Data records
•••
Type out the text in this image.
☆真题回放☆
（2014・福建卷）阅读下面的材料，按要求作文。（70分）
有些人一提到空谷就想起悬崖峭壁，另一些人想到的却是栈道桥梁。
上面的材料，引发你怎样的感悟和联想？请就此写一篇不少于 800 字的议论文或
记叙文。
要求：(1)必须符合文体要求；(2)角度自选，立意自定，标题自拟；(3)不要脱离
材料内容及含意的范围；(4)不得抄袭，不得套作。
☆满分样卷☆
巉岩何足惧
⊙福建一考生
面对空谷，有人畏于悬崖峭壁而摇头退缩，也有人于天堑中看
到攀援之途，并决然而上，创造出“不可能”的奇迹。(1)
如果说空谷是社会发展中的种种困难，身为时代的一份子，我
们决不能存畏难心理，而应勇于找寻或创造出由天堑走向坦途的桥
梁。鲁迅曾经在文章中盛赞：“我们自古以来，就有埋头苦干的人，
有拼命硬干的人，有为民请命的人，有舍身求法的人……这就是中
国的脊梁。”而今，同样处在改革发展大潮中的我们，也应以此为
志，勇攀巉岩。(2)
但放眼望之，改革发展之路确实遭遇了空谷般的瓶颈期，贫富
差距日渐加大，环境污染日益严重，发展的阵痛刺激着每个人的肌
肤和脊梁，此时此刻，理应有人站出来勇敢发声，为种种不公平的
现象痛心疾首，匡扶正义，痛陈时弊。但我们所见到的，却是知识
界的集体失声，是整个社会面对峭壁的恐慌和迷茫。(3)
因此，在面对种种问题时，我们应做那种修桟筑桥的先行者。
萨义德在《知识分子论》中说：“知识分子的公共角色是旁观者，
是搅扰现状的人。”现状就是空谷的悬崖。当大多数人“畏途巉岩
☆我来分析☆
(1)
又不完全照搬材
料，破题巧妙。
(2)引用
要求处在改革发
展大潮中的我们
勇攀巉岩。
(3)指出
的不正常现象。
•••
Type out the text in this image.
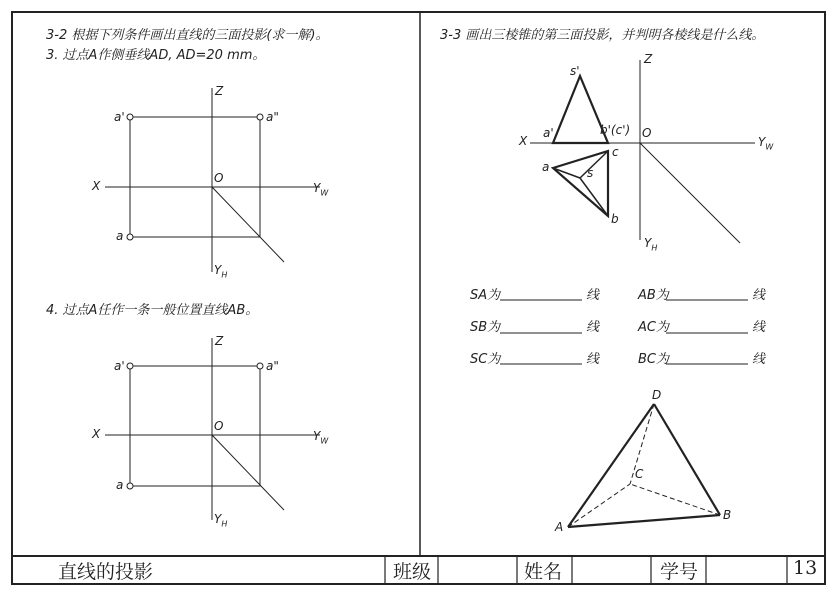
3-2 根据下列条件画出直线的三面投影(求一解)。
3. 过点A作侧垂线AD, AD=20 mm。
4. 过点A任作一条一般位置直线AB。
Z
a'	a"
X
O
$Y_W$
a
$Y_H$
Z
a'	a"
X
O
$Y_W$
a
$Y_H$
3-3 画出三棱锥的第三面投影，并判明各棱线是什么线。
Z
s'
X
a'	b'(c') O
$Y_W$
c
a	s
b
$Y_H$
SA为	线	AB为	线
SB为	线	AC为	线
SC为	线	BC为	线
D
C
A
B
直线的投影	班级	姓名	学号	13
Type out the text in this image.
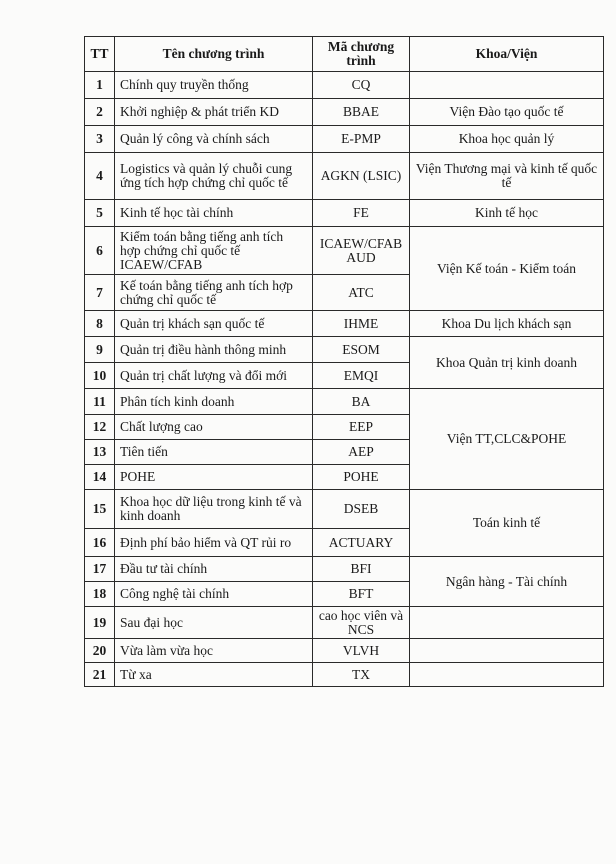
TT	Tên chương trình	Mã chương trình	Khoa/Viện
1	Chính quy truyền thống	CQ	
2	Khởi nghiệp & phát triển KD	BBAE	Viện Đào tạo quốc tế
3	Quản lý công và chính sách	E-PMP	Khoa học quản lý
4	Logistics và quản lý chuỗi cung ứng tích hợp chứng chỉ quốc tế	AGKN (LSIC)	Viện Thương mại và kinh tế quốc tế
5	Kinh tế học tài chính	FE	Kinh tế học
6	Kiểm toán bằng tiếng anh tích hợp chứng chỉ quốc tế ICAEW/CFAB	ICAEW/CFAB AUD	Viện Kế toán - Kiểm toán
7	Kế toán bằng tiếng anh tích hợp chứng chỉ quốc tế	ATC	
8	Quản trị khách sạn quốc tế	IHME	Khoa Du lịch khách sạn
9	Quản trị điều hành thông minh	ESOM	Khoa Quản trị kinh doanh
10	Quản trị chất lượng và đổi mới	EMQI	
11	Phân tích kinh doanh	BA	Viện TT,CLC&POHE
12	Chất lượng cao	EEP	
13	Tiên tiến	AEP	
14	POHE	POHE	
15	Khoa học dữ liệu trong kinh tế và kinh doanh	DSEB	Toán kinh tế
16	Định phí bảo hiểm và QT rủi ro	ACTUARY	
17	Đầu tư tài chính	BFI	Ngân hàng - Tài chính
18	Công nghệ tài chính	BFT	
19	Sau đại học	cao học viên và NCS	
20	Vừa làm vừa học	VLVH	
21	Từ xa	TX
•••
### The exercise
Find the word "quốc" in the data and show each line that holds it.

### Exercise result
2	Khởi nghiệp & phát triển KD	BBAE	Viện Đào tạo quốc tế
4	Logistics và quản lý chuỗi cung ứng tích hợp chứng chỉ quốc tế	AGKN (LSIC)	Viện Thương mại và kinh tế quốc tế
6	Kiểm toán bằng tiếng anh tích hợp chứng chỉ quốc tế ICAEW/CFAB	ICAEW/CFAB AUD	Viện Kế toán - Kiểm toán
7	Kế toán bằng tiếng anh tích hợp chứng chỉ quốc tế	ATC	
8	Quản trị khách sạn quốc tế	IHME	Khoa Du lịch khách sạn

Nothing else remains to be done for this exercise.